■ Written instruction:
Repeat exactly the lines beginning at the one that contains "Give me the" and running to the end of the material. Omit the pictures.

**** Material for this task

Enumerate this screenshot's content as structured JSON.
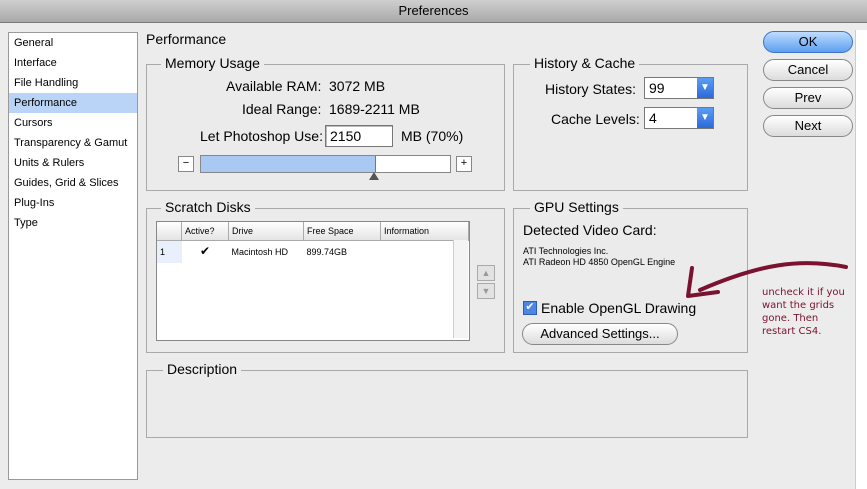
{
  "window": {
    "title": "Preferences"
  },
  "sidebar": {
    "items": [
      {
        "label": "General"
      },
      {
        "label": "Interface"
      },
      {
        "label": "File Handling"
      },
      {
        "label": "Performance"
      },
      {
        "label": "Cursors"
      },
      {
        "label": "Transparency & Gamut"
      },
      {
        "label": "Units & Rulers"
      },
      {
        "label": "Guides, Grid & Slices"
      },
      {
        "label": "Plug-Ins"
      },
      {
        "label": "Type"
      }
    ],
    "selected": "Performance"
  },
  "section_title": "Performance",
  "memory": {
    "title": "Memory Usage",
    "available_label": "Available RAM:",
    "available_value": "3072 MB",
    "ideal_label": "Ideal Range:",
    "ideal_value": "1689-2211 MB",
    "use_label": "Let Photoshop Use:",
    "use_value": "2150",
    "use_unit": "MB (70%)",
    "minus": "−",
    "plus": "+",
    "slider_fraction": 0.7
  },
  "history": {
    "title": "History & Cache",
    "states_label": "History States:",
    "states_value": "99",
    "cache_label": "Cache Levels:",
    "cache_value": "4",
    "dropdown_arrow": "▼"
  },
  "scratch": {
    "title": "Scratch Disks",
    "columns": [
      "",
      "Active?",
      "Drive",
      "Free Space",
      "Information"
    ],
    "rows": [
      {
        "num": "1",
        "active": "✔",
        "drive": "Macintosh HD",
        "free": "899.74GB",
        "info": ""
      }
    ],
    "up": "▲",
    "down": "▼"
  },
  "gpu": {
    "title": "GPU Settings",
    "detected_label": "Detected Video Card:",
    "card_line1": "ATI Technologies Inc.",
    "card_line2": "ATI Radeon HD 4850 OpenGL Engine",
    "enable_label": "Enable OpenGL Drawing",
    "enable_checked": "✔",
    "advanced_label": "Advanced Settings..."
  },
  "description": {
    "title": "Description"
  },
  "buttons": {
    "ok": "OK",
    "cancel": "Cancel",
    "prev": "Prev",
    "next": "Next"
  },
  "annotation": {
    "text": "uncheck it if you want the grids gone. Then restart CS4.",
    "color": "#7a1230"
  }
}
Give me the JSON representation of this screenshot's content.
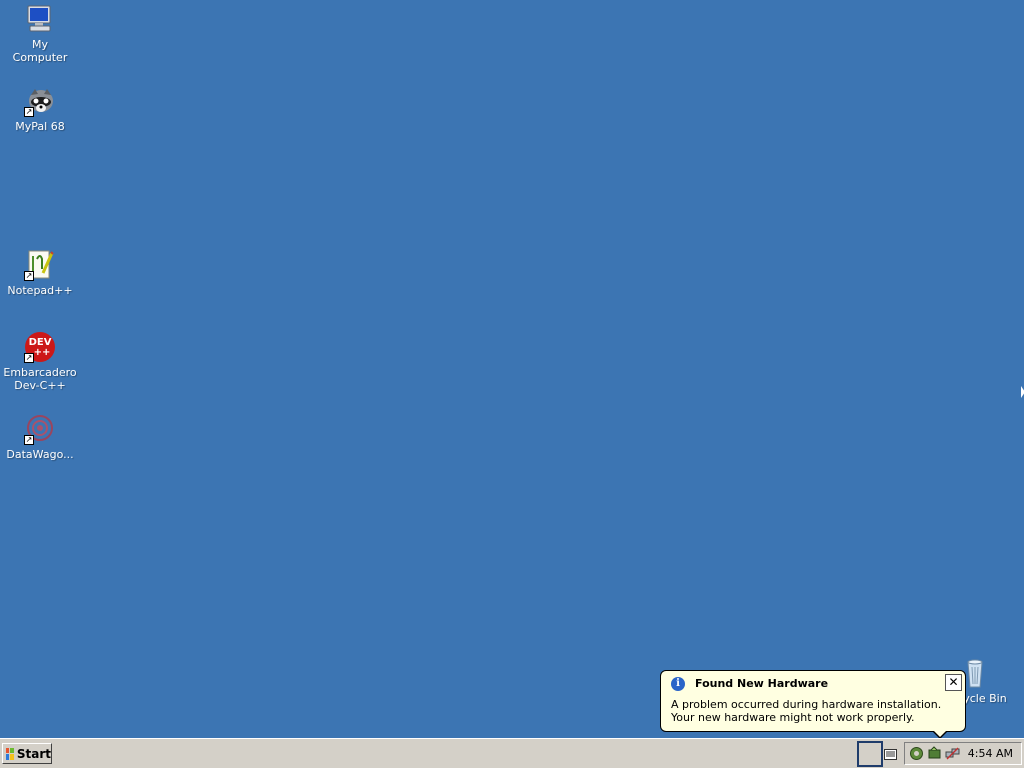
{
  "desktop": {
    "background": "#3c75b3",
    "icons": [
      {
        "label": "My Computer",
        "icon": "my-computer-icon"
      },
      {
        "label": "MyPal 68",
        "icon": "mypal-raccoon-icon",
        "shortcut": true
      },
      {
        "label": "Notepad++",
        "icon": "notepad-plus-plus-icon",
        "shortcut": true
      },
      {
        "label": "Embarcadero Dev-C++",
        "icon": "devcpp-icon",
        "shortcut": true
      },
      {
        "label": "DataWago...",
        "icon": "datawagon-icon",
        "shortcut": true
      },
      {
        "label": "Recycle Bin",
        "icon": "recycle-bin-icon"
      }
    ],
    "devcpp_glyph_text": "DEV\n++"
  },
  "balloon": {
    "title": "Found New Hardware",
    "body": "A problem occurred during hardware installation. Your new hardware might not work properly.",
    "close_label": "✕",
    "info_glyph": "i"
  },
  "taskbar": {
    "start_label": "Start",
    "clock": "4:54 AM"
  }
}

********

■ Written solution:
Give me the JSON representation of this screenshot's content.
{
  "desktop": {
    "background": "#3c75b3",
    "icons": [
      {
        "label": "My Computer",
        "icon": "my-computer-icon"
      },
      {
        "label": "MyPal 68",
        "icon": "mypal-raccoon-icon",
        "shortcut": true
      },
      {
        "label": "Notepad++",
        "icon": "notepad-plus-plus-icon",
        "shortcut": true
      },
      {
        "label": "Embarcadero Dev-C++",
        "icon": "devcpp-icon",
        "shortcut": true
      },
      {
        "label": "DataWago...",
        "icon": "datawagon-icon",
        "shortcut": true
      },
      {
        "label": "Recycle Bin",
        "icon": "recycle-bin-icon"
      }
    ],
    "devcpp_glyph_text": "DEV\n++"
  },
  "balloon": {
    "title": "Found New Hardware",
    "body": "A problem occurred during hardware installation. Your new hardware might not work properly.",
    "close_label": "✕",
    "info_glyph": "i"
  },
  "taskbar": {
    "start_label": "Start",
    "clock": "4:54 AM"
  }
}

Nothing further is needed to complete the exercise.